> Exercise task A:
Please edit the records starting at the line containing "navbar: FlexWatch Sobre" and ending at the line containing "section-divider (62, 401, 541, 402)": give those lines again with "card-label" changed to "card-title" and nothing else altered.

begin Supplied passage

The best golf training aids for low handicappers are those that refine and reinforce elite mechanics, and address the marginal gains that separate a single-figure golfer from scratch — or scratch from plus. Low handicappers do not need to rebuild their swing. They need tools that keep existing skills sharp and expose the small inefficiencies that cost a shot here and there across a round.
This guide is written by Dan Frost, PGA Professional, tour coach, and inventor of the Sure-Golf product range. Dan coaches players across the DP World Tour and has spent his career studying the difference between good golf and elite golf. His training aids are used by over 70 percent of DP World Tour professionals — not because tour players need fixing, but because even the best in the world use external feedback to maintain the precision that their feel alone cannot always guarantee.
At a Glance
High handicappers lose the most strokes through inconsistent backswing positions, poor body-arm connection, and weak impact alignment. Dan Frost recommends the Sure-Set as the starting point for most high handicappers, supported by The Connector for connection and the Sure-Strike for impact. The priority is building reliable fundamentals that hold up on the course, not chasing distance or speed.
WHY LOW HANDICAPPERS STILL NEED TRAINING AIDS
There is a misconception that training aids are for golfers who are learning the game. In reality, the highest concentration of training aid usage in golf is at the elite level. Over 70 percent of DP World Tour professionals use Sure-Golf products in their regular practice. The reason is simple: at the highest level, the margin between a great shot and an good one is so small that feel alone is not a reliable guide.
Low handicappers face a specific challenge that mid and high handicappers do not. Their swing is good enough that most faults are invisible to the naked eye and difficult to detect through feel. A clubface that is two degrees open at impact, a fraction of late release, or a split second of early transition — these are the differences between a pin-seeking iron and one that finishes 25 feet from the hole. Over 18 holes, those margins add up to strokes.

end Supplied passage
begin Dataset records

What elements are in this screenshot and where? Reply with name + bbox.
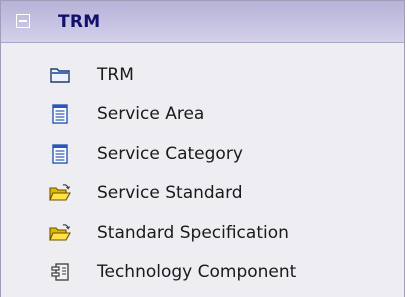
- document-icon: [52, 104, 68, 124]
- minus-icon: [19, 20, 27, 22]
- toolbox-item-label: Service Area: [97, 104, 205, 124]
- group-title: TRM: [58, 12, 101, 32]
- toolbox-item-label: Service Standard: [97, 183, 243, 203]
- document-icon: [52, 144, 68, 164]
- collapse-button[interactable]: [16, 14, 30, 28]
- component-icon: [51, 263, 69, 281]
- toolbox-item-technology-component[interactable]: Technology Component: [43, 256, 383, 288]
- toolbox-item-service-category[interactable]: Service Category: [43, 138, 383, 170]
- toolbox-item-label: Standard Specification: [97, 223, 289, 243]
- toolbox-item-label: Service Category: [97, 144, 243, 164]
- toolbox-item-standard-specification[interactable]: Standard Specification: [43, 217, 383, 249]
- open-folder-icon: [49, 184, 71, 201]
- toolbox-item-label: TRM: [97, 65, 134, 85]
- package-icon: [50, 68, 70, 83]
- toolbox-item-label: Technology Component: [97, 262, 297, 282]
- toolbox-item-service-area[interactable]: Service Area: [43, 98, 383, 130]
- trm-group-header[interactable]: TRM: [1, 1, 404, 43]
- open-folder-icon: [49, 224, 71, 241]
- toolbox-panel: TRM TRM Service Area Service Category Se…: [0, 0, 405, 297]
- toolbox-item-trm[interactable]: TRM: [43, 59, 383, 91]
- toolbox-item-service-standard[interactable]: Service Standard: [43, 177, 383, 209]
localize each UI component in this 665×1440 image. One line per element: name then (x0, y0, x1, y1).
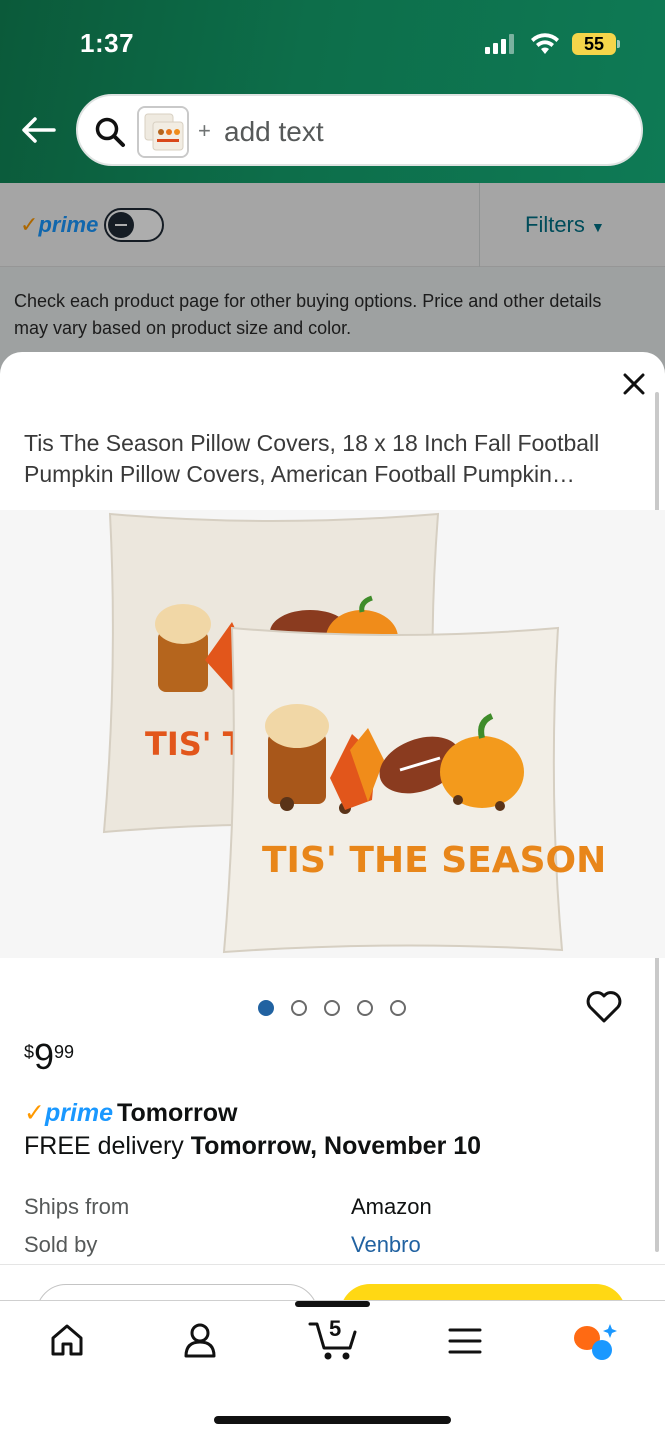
add-text-plus-icon[interactable]: + (198, 118, 211, 144)
search-add-text[interactable]: add text (224, 116, 324, 148)
rufus-assistant-icon[interactable] (572, 1320, 620, 1362)
seller-link[interactable]: Venbro (351, 1232, 421, 1258)
carousel-dot[interactable] (390, 1000, 406, 1016)
home-icon[interactable] (49, 1322, 85, 1358)
product-title[interactable]: Tis The Season Pillow Covers, 18 x 18 In… (24, 428, 629, 490)
prime-delivery-badge: ✓prime Tomorrow (24, 1099, 238, 1127)
close-icon[interactable] (620, 370, 648, 398)
status-time: 1:37 (80, 28, 135, 58)
ships-from-label: Ships from (24, 1194, 130, 1219)
pillow-covers-image: TIS' TH TIS' THE SEASON (102, 512, 606, 954)
back-arrow-icon[interactable] (20, 114, 56, 146)
carousel-dot[interactable] (291, 1000, 307, 1016)
wifi-icon (531, 33, 559, 54)
pillow-text: TIS' THE SEASON (262, 840, 606, 881)
search-bar[interactable]: + add text (76, 94, 643, 166)
sold-by-label: Sold by (24, 1232, 98, 1257)
carousel-dot[interactable] (258, 1000, 274, 1016)
account-icon[interactable] (182, 1322, 218, 1358)
active-tab-indicator (295, 1301, 370, 1307)
cellular-signal-icon (485, 34, 514, 54)
battery-indicator: 55 (572, 33, 616, 55)
menu-icon[interactable] (448, 1326, 482, 1356)
battery-tip (617, 40, 620, 48)
prime-check-icon: ✓ (24, 1099, 45, 1127)
search-image-thumbnail[interactable] (137, 106, 189, 158)
search-icon[interactable] (94, 116, 126, 148)
ships-from-value: Amazon (351, 1194, 432, 1219)
app-header: 1:37 55 + add text (0, 0, 665, 183)
carousel-dot[interactable] (324, 1000, 340, 1016)
thumbnail-pillow-icon (139, 108, 187, 156)
carousel-dot[interactable] (357, 1000, 373, 1016)
product-price: $999 (24, 1036, 75, 1077)
product-image[interactable]: TIS' TH TIS' THE SEASON (0, 510, 665, 958)
home-indicator (214, 1416, 451, 1424)
delivery-info: FREE delivery Tomorrow, November 10 (24, 1132, 482, 1160)
image-carousel-dots[interactable] (258, 1000, 406, 1016)
product-preview-sheet: Tis The Season Pillow Covers, 18 x 18 In… (0, 352, 665, 1440)
heart-icon[interactable] (585, 990, 623, 1024)
cart-count-badge: 5 (329, 1316, 342, 1341)
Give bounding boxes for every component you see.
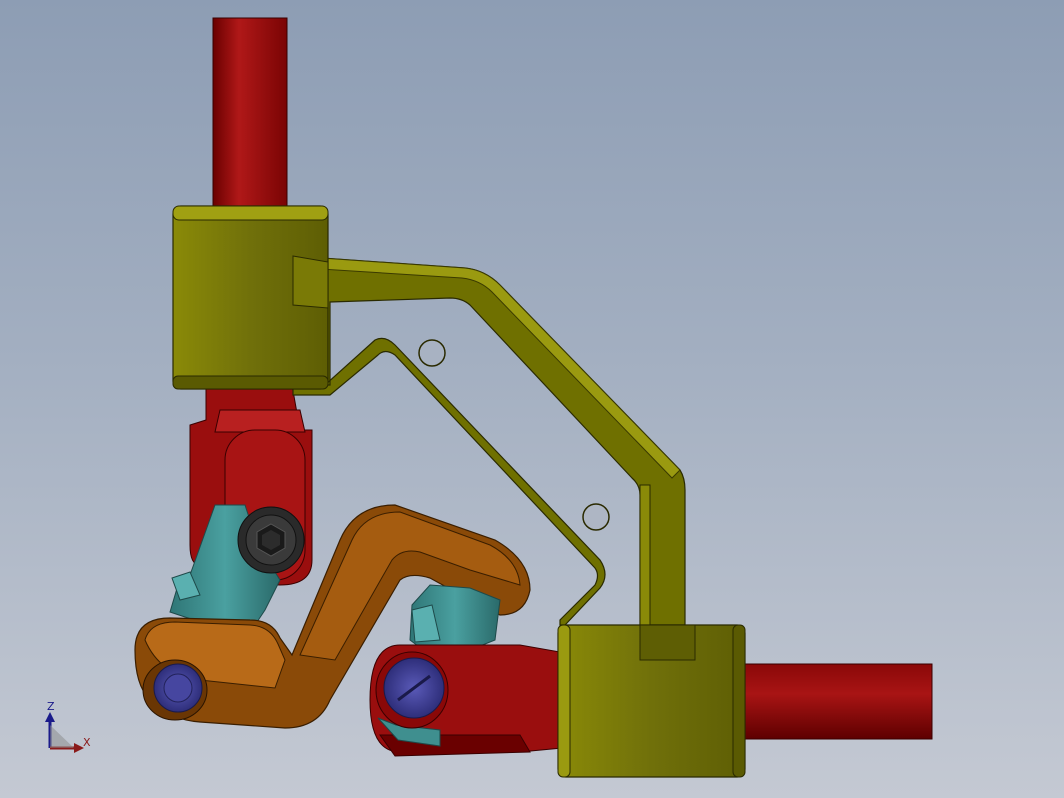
axis-x-label: X	[83, 736, 91, 749]
hex-socket-screw-icon	[237, 506, 305, 574]
3d-viewport[interactable]: Z X	[0, 0, 1064, 798]
lower-bearing-block[interactable]	[557, 624, 746, 778]
bracket-hole-upper	[418, 339, 446, 367]
left-cross-pin	[153, 663, 203, 713]
lower-cross-pin	[375, 651, 449, 729]
axis-triad: Z X	[45, 700, 91, 753]
vertical-input-shaft[interactable]	[212, 17, 288, 219]
horizontal-output-shaft[interactable]	[734, 663, 933, 740]
axis-z-label: Z	[47, 700, 55, 713]
bracket-hole-lower	[582, 503, 610, 531]
upper-bearing-block[interactable]	[172, 205, 329, 390]
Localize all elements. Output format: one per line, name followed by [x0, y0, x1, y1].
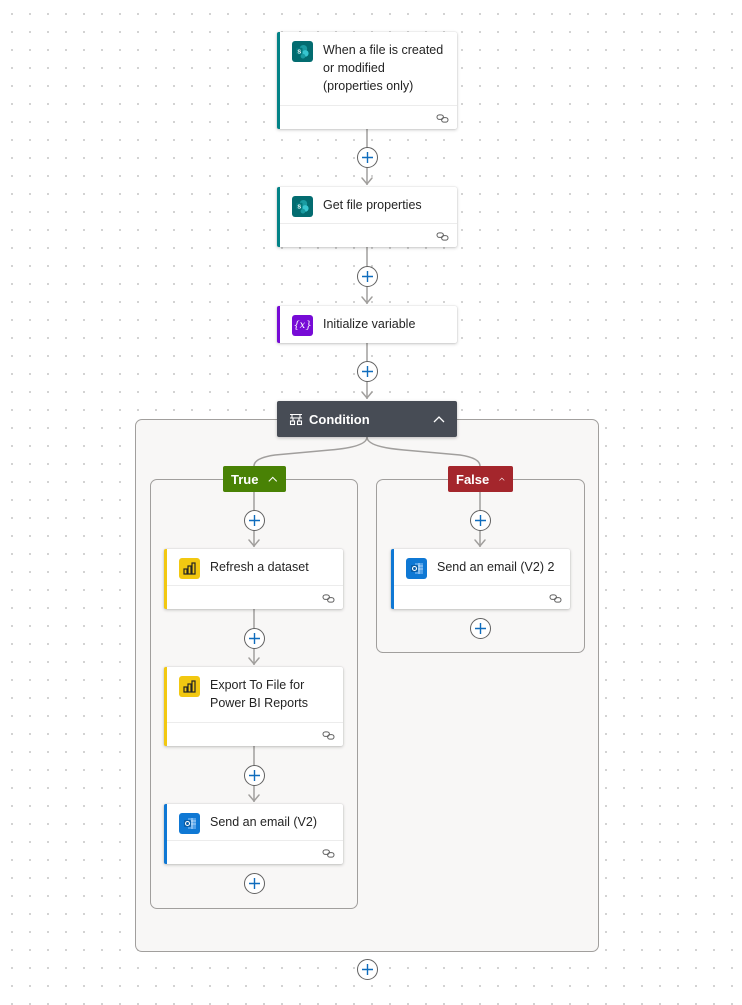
arrow-head	[361, 391, 373, 400]
trigger-card[interactable]: S When a file is created or modified (pr…	[277, 32, 457, 129]
plus-icon	[475, 623, 486, 634]
link-icon[interactable]	[322, 730, 335, 741]
action-title: Send an email (V2) 2	[437, 560, 555, 574]
plus-icon	[362, 271, 373, 282]
false-branch-label: False	[456, 471, 490, 487]
card-footer	[167, 840, 343, 864]
true-branch-label: True	[231, 471, 259, 487]
svg-text:S: S	[297, 204, 301, 210]
action-card-send-email[interactable]: Send an email (V2)	[164, 804, 343, 864]
plus-icon	[249, 633, 260, 644]
sharepoint-icon: S	[292, 196, 313, 217]
chevron-up-icon[interactable]	[433, 415, 445, 423]
power-bi-icon	[179, 676, 200, 697]
card-footer	[167, 722, 343, 746]
plus-icon	[249, 878, 260, 889]
add-step-button[interactable]	[470, 510, 491, 531]
card-footer	[394, 585, 570, 609]
action-card-initialize-variable[interactable]: {x} Initialize variable	[277, 306, 457, 343]
action-title: Refresh a dataset	[210, 560, 309, 574]
chevron-up-icon[interactable]	[499, 475, 505, 483]
link-icon[interactable]	[436, 113, 449, 124]
plus-icon	[249, 515, 260, 526]
add-step-button[interactable]	[244, 873, 265, 894]
outlook-icon	[179, 813, 200, 834]
power-bi-icon	[179, 558, 200, 579]
plus-icon	[362, 152, 373, 163]
add-step-button[interactable]	[244, 510, 265, 531]
action-title: Initialize variable	[323, 317, 416, 331]
add-step-button[interactable]	[357, 147, 378, 168]
action-title: Get file properties	[323, 198, 422, 212]
false-branch-badge[interactable]: False	[448, 466, 513, 492]
plus-icon	[249, 770, 260, 781]
action-card-send-email-2[interactable]: Send an email (V2) 2	[391, 549, 570, 609]
action-card-refresh-dataset[interactable]: Refresh a dataset	[164, 549, 343, 609]
add-step-button[interactable]	[244, 628, 265, 649]
link-icon[interactable]	[322, 848, 335, 859]
sharepoint-icon: S	[292, 41, 313, 62]
plus-icon	[475, 515, 486, 526]
arrow-head	[361, 296, 373, 305]
card-footer	[167, 585, 343, 609]
variable-icon: {x}	[292, 315, 313, 336]
condition-icon	[289, 413, 303, 425]
link-icon[interactable]	[436, 231, 449, 242]
add-step-button[interactable]	[357, 361, 378, 382]
link-icon[interactable]	[322, 593, 335, 604]
add-step-button[interactable]	[244, 765, 265, 786]
chevron-up-icon[interactable]	[268, 475, 278, 483]
card-footer	[280, 223, 457, 247]
true-branch-badge[interactable]: True	[223, 466, 286, 492]
action-title: Send an email (V2)	[210, 815, 318, 829]
plus-icon	[362, 964, 373, 975]
condition-title: Condition	[309, 411, 370, 427]
add-step-button[interactable]	[470, 618, 491, 639]
arrow-head	[361, 177, 373, 186]
action-title: Export To File for Power BI Reports	[210, 678, 308, 710]
action-card-export-to-file[interactable]: Export To File for Power BI Reports	[164, 667, 343, 746]
link-icon[interactable]	[549, 593, 562, 604]
add-step-button[interactable]	[357, 266, 378, 287]
svg-text:S: S	[297, 49, 301, 55]
outlook-icon	[406, 558, 427, 579]
action-card-get-file-properties[interactable]: S Get file properties	[277, 187, 457, 247]
card-footer	[280, 105, 457, 129]
add-step-button[interactable]	[357, 959, 378, 980]
condition-header[interactable]: Condition	[277, 401, 457, 437]
plus-icon	[362, 366, 373, 377]
trigger-title: When a file is created or modified (prop…	[323, 43, 444, 93]
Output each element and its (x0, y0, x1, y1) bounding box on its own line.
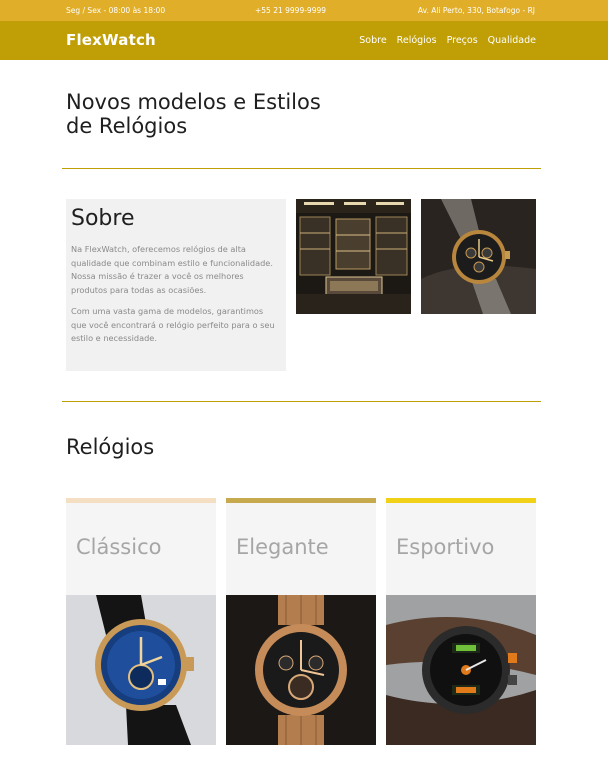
navbar: FlexWatch Sobre Relógios Preços Qualidad… (0, 21, 608, 60)
elegant-watch-image (226, 595, 376, 745)
classic-watch-image (66, 595, 216, 745)
top-info-bar: Seg / Sex - 08:00 às 18:00 +55 21 9999-9… (0, 0, 608, 21)
main-nav: Sobre Relógios Preços Qualidade (359, 35, 536, 46)
about-title: Sobre (71, 206, 135, 231)
phone-number[interactable]: +55 21 9999-9999 (255, 6, 326, 15)
address: Av. Ali Perto, 330, Botafogo - RJ (417, 6, 535, 15)
card-accent-bar (386, 498, 536, 503)
card-label: Elegante (236, 535, 329, 559)
about-box: Sobre Na FlexWatch, oferecemos relógios … (66, 199, 286, 371)
section-divider (62, 168, 541, 169)
nav-link-sobre[interactable]: Sobre (359, 35, 386, 46)
sport-watch-image (386, 595, 536, 745)
card-label: Clássico (76, 535, 162, 559)
nav-link-precos[interactable]: Preços (447, 35, 478, 46)
store-interior-image (296, 199, 411, 314)
section-divider (62, 401, 541, 402)
about-paragraph-1: Na FlexWatch, oferecemos relógios de alt… (71, 244, 273, 295)
watches-section-title: Relógios (66, 435, 155, 459)
opening-hours: Seg / Sex - 08:00 às 18:00 (66, 6, 166, 15)
nav-link-qualidade[interactable]: Qualidade (488, 35, 536, 46)
watch-card-elegante[interactable]: Elegante (226, 498, 376, 745)
about-paragraph-2: Com uma vasta gama de modelos, garantimo… (71, 306, 275, 343)
card-label: Esportivo (396, 535, 495, 559)
brand-logo[interactable]: FlexWatch (66, 31, 156, 49)
hero-title: Novos modelos e Estilos de Relógios (66, 90, 321, 138)
nav-link-relogios[interactable]: Relógios (397, 35, 437, 46)
watch-card-esportivo[interactable]: Esportivo (386, 498, 536, 745)
card-accent-bar (226, 498, 376, 503)
watch-on-wrist-image (421, 199, 536, 314)
watch-card-classico[interactable]: Clássico (66, 498, 216, 745)
card-accent-bar (66, 498, 216, 503)
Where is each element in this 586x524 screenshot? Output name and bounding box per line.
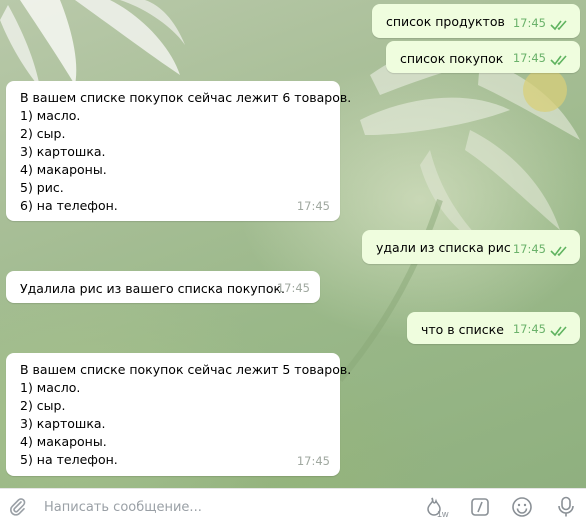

end Dataset records

> Exercise task B:
Translate this sentence from the golf training aids guide into Spanish: "Low handicappers do not need to rebuild their swing."

> Task answer A:
navbar: FlexWatch Sobre Relógios Preços Qualidad… (0, 21, 608, 60)
elegant-watch-image (226, 595, 376, 745)
classic-watch-image (66, 595, 216, 745)
top-info-bar: Seg / Sex - 08:00 às 18:00 +55 21 9999-9… (0, 0, 608, 21)
main-nav: Sobre Relógios Preços Qualidade (359, 35, 536, 46)
about-title: Sobre (71, 206, 135, 231)
phone-number[interactable]: +55 21 9999-9999 (255, 6, 326, 15)
address: Av. Ali Perto, 330, Botafogo - RJ (417, 6, 535, 15)
card-accent-bar (386, 498, 536, 503)
card-title: Elegante (236, 535, 329, 559)
about-box: Sobre Na FlexWatch, oferecemos relógios … (66, 199, 286, 371)
section-divider (62, 168, 541, 169)
nav-link-sobre[interactable]: Sobre (359, 35, 386, 46)
sport-watch-image (386, 595, 536, 745)
card-title: Clássico (76, 535, 162, 559)
nav-link-precos[interactable]: Preços (447, 35, 478, 46)
store-interior-image (296, 199, 411, 314)
section-divider (62, 401, 541, 402)

> Task answer B:
Los golfistas de hándicap bajo no necesitan reconstruir su swing.